** Items from a dataset **
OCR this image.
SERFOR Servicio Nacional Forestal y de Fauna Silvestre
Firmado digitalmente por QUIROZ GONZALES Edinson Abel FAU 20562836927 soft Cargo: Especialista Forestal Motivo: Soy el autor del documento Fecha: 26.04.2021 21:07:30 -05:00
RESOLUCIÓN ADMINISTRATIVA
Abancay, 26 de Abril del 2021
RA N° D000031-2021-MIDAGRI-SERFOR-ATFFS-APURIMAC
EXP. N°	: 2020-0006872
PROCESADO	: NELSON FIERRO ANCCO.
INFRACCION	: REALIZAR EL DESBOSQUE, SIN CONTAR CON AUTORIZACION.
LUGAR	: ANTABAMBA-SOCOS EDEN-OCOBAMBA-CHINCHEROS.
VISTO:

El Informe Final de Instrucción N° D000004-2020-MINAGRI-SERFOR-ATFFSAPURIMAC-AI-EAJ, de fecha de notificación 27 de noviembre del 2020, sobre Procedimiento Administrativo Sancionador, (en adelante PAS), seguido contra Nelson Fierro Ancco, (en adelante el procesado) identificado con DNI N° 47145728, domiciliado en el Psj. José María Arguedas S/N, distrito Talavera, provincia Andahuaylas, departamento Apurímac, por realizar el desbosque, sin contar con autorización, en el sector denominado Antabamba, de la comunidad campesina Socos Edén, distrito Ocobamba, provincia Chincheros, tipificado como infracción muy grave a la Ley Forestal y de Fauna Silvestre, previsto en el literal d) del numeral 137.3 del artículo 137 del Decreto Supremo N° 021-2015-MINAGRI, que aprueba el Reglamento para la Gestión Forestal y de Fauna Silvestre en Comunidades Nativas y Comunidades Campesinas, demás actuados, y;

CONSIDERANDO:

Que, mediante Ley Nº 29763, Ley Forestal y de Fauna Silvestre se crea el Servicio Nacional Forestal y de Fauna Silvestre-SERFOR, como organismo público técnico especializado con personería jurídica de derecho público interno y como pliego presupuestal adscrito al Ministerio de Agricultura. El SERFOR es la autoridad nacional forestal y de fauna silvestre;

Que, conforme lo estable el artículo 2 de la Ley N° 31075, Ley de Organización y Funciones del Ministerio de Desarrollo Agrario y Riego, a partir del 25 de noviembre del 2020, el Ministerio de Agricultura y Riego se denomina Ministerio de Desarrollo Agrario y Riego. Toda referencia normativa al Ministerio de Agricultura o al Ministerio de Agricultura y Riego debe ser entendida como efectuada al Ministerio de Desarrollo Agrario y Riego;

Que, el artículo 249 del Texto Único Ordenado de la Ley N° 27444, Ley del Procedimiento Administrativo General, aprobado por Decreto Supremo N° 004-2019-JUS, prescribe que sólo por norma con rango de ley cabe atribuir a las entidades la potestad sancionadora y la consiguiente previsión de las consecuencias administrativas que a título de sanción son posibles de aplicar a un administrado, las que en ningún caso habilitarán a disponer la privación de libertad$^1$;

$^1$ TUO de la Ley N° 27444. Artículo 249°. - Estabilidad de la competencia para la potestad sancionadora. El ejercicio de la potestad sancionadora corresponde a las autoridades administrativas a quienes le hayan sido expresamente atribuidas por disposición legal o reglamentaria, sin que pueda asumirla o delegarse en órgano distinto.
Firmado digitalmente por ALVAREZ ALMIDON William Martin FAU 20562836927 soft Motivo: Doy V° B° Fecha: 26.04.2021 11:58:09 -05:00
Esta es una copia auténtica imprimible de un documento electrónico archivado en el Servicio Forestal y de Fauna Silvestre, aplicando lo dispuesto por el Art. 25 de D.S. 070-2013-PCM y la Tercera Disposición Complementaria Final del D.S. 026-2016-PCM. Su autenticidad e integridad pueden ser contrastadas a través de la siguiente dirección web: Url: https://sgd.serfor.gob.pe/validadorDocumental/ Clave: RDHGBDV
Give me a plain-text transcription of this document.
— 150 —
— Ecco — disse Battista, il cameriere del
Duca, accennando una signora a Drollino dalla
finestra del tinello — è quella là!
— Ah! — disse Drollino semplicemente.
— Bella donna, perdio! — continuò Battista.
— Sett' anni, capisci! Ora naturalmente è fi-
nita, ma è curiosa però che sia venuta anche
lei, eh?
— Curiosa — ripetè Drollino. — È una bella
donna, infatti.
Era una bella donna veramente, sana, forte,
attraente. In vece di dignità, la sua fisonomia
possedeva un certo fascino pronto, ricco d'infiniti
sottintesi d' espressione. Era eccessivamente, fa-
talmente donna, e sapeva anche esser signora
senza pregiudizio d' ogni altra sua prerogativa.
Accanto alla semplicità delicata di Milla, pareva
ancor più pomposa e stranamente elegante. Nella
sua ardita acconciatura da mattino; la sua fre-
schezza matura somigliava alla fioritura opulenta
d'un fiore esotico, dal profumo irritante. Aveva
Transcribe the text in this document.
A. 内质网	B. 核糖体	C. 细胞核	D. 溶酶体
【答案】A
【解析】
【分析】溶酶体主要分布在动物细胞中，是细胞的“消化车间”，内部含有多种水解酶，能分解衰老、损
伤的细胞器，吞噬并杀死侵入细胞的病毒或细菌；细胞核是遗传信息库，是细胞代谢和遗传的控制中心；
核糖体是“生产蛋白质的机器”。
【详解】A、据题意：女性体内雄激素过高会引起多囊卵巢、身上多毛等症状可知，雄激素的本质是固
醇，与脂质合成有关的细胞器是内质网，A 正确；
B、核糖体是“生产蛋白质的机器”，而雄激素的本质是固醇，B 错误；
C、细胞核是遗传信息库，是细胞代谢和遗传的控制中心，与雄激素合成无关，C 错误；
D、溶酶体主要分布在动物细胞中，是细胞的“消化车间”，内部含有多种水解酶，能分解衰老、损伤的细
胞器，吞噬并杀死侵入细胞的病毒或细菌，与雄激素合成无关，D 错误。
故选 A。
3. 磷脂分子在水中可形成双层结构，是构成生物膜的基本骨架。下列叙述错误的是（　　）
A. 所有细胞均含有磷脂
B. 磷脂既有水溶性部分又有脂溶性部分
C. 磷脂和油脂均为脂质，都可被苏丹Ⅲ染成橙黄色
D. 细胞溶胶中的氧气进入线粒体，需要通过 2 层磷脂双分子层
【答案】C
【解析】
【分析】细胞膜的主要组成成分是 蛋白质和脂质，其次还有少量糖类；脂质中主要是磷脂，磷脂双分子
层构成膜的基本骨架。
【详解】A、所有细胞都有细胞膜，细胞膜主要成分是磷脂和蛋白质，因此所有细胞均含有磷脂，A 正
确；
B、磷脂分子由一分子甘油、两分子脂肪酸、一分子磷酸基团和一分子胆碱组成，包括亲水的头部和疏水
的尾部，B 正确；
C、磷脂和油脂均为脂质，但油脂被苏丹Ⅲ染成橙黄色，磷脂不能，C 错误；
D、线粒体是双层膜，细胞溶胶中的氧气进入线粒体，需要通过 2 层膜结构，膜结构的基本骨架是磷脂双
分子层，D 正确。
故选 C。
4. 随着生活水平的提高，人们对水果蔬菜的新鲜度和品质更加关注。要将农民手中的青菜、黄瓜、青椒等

** AIM **
Each line of the listing above should be output exactly.

** FULL RESPONSE **
OCR this image.
SERFOR Servicio Nacional Forestal y de Fauna Silvestre
Firmado digitalmente por QUIROZ GONZALES Edinson Abel FAU 20562836927 soft Cargo: Especialista Forestal Motivo: Soy el autor del documento Fecha: 26.04.2021 21:07:30 -05:00
RESOLUCIÓN ADMINISTRATIVA
Abancay, 26 de Abril del 2021
RA N° D000031-2021-MIDAGRI-SERFOR-ATFFS-APURIMAC
EXP. N°	: 2020-0006872
PROCESADO	: NELSON FIERRO ANCCO.
INFRACCION	: REALIZAR EL DESBOSQUE, SIN CONTAR CON AUTORIZACION.
LUGAR	: ANTABAMBA-SOCOS EDEN-OCOBAMBA-CHINCHEROS.
VISTO:

El Informe Final de Instrucción N° D000004-2020-MINAGRI-SERFOR-ATFFSAPURIMAC-AI-EAJ, de fecha de notificación 27 de noviembre del 2020, sobre Procedimiento Administrativo Sancionador, (en adelante PAS), seguido contra Nelson Fierro Ancco, (en adelante el procesado) identificado con DNI N° 47145728, domiciliado en el Psj. José María Arguedas S/N, distrito Talavera, provincia Andahuaylas, departamento Apurímac, por realizar el desbosque, sin contar con autorización, en el sector denominado Antabamba, de la comunidad campesina Socos Edén, distrito Ocobamba, provincia Chincheros, tipificado como infracción muy grave a la Ley Forestal y de Fauna Silvestre, previsto en el literal d) del numeral 137.3 del artículo 137 del Decreto Supremo N° 021-2015-MINAGRI, que aprueba el Reglamento para la Gestión Forestal y de Fauna Silvestre en Comunidades Nativas y Comunidades Campesinas, demás actuados, y;

CONSIDERANDO:

Que, mediante Ley Nº 29763, Ley Forestal y de Fauna Silvestre se crea el Servicio Nacional Forestal y de Fauna Silvestre-SERFOR, como organismo público técnico especializado con personería jurídica de derecho público interno y como pliego presupuestal adscrito al Ministerio de Agricultura. El SERFOR es la autoridad nacional forestal y de fauna silvestre;

Que, conforme lo estable el artículo 2 de la Ley N° 31075, Ley de Organización y Funciones del Ministerio de Desarrollo Agrario y Riego, a partir del 25 de noviembre del 2020, el Ministerio de Agricultura y Riego se denomina Ministerio de Desarrollo Agrario y Riego. Toda referencia normativa al Ministerio de Agricultura o al Ministerio de Agricultura y Riego debe ser entendida como efectuada al Ministerio de Desarrollo Agrario y Riego;

Que, el artículo 249 del Texto Único Ordenado de la Ley N° 27444, Ley del Procedimiento Administrativo General, aprobado por Decreto Supremo N° 004-2019-JUS, prescribe que sólo por norma con rango de ley cabe atribuir a las entidades la potestad sancionadora y la consiguiente previsión de las consecuencias administrativas que a título de sanción son posibles de aplicar a un administrado, las que en ningún caso habilitarán a disponer la privación de libertad$^1$;

$^1$ TUO de la Ley N° 27444. Artículo 249°. - Estabilidad de la competencia para la potestad sancionadora. El ejercicio de la potestad sancionadora corresponde a las autoridades administrativas a quienes le hayan sido expresamente atribuidas por disposición legal o reglamentaria, sin que pueda asumirla o delegarse en órgano distinto.
Firmado digitalmente por ALVAREZ ALMIDON William Martin FAU 20562836927 soft Motivo: Doy V° B° Fecha: 26.04.2021 11:58:09 -05:00
Esta es una copia auténtica imprimible de un documento electrónico archivado en el Servicio Forestal y de Fauna Silvestre, aplicando lo dispuesto por el Art. 25 de D.S. 070-2013-PCM y la Tercera Disposición Complementaria Final del D.S. 026-2016-PCM. Su autenticidad e integridad pueden ser contrastadas a través de la siguiente dirección web: Url: https://sgd.serfor.gob.pe/validadorDocumental/ Clave: RDHGBDV
Give me a plain-text transcription of this document.
— 150 —
— Ecco — disse Battista, il cameriere del
Duca, accennando una signora a Drollino dalla
finestra del tinello — è quella là!
— Ah! — disse Drollino semplicemente.
— Bella donna, perdio! — continuò Battista.
— Sett' anni, capisci! Ora naturalmente è fi-
nita, ma è curiosa però che sia venuta anche
lei, eh?
— Curiosa — ripetè Drollino. — È una bella
donna, infatti.
Era una bella donna veramente, sana, forte,
attraente. In vece di dignità, la sua fisonomia
possedeva un certo fascino pronto, ricco d'infiniti
sottintesi d' espressione. Era eccessivamente, fa-
talmente donna, e sapeva anche esser signora
senza pregiudizio d' ogni altra sua prerogativa.
Accanto alla semplicità delicata di Milla, pareva
ancor più pomposa e stranamente elegante. Nella
sua ardita acconciatura da mattino; la sua fre-
schezza matura somigliava alla fioritura opulenta
d'un fiore esotico, dal profumo irritante. Aveva
Transcribe the text in this document.
A. 内质网	B. 核糖体	C. 细胞核	D. 溶酶体
【答案】A
【解析】
【分析】溶酶体主要分布在动物细胞中，是细胞的“消化车间”，内部含有多种水解酶，能分解衰老、损
伤的细胞器，吞噬并杀死侵入细胞的病毒或细菌；细胞核是遗传信息库，是细胞代谢和遗传的控制中心；
核糖体是“生产蛋白质的机器”。
【详解】A、据题意：女性体内雄激素过高会引起多囊卵巢、身上多毛等症状可知，雄激素的本质是固
醇，与脂质合成有关的细胞器是内质网，A 正确；
B、核糖体是“生产蛋白质的机器”，而雄激素的本质是固醇，B 错误；
C、细胞核是遗传信息库，是细胞代谢和遗传的控制中心，与雄激素合成无关，C 错误；
D、溶酶体主要分布在动物细胞中，是细胞的“消化车间”，内部含有多种水解酶，能分解衰老、损伤的细
胞器，吞噬并杀死侵入细胞的病毒或细菌，与雄激素合成无关，D 错误。
故选 A。
3. 磷脂分子在水中可形成双层结构，是构成生物膜的基本骨架。下列叙述错误的是（　　）
A. 所有细胞均含有磷脂
B. 磷脂既有水溶性部分又有脂溶性部分
C. 磷脂和油脂均为脂质，都可被苏丹Ⅲ染成橙黄色
D. 细胞溶胶中的氧气进入线粒体，需要通过 2 层磷脂双分子层
【答案】C
【解析】
【分析】细胞膜的主要组成成分是 蛋白质和脂质，其次还有少量糖类；脂质中主要是磷脂，磷脂双分子
层构成膜的基本骨架。
【详解】A、所有细胞都有细胞膜，细胞膜主要成分是磷脂和蛋白质，因此所有细胞均含有磷脂，A 正
确；
B、磷脂分子由一分子甘油、两分子脂肪酸、一分子磷酸基团和一分子胆碱组成，包括亲水的头部和疏水
的尾部，B 正确；
C、磷脂和油脂均为脂质，但油脂被苏丹Ⅲ染成橙黄色，磷脂不能，C 错误；
D、线粒体是双层膜，细胞溶胶中的氧气进入线粒体，需要通过 2 层膜结构，膜结构的基本骨架是磷脂双
分子层，D 正确。
故选 C。
4. 随着生活水平的提高，人们对水果蔬菜的新鲜度和品质更加关注。要将农民手中的青菜、黄瓜、青椒等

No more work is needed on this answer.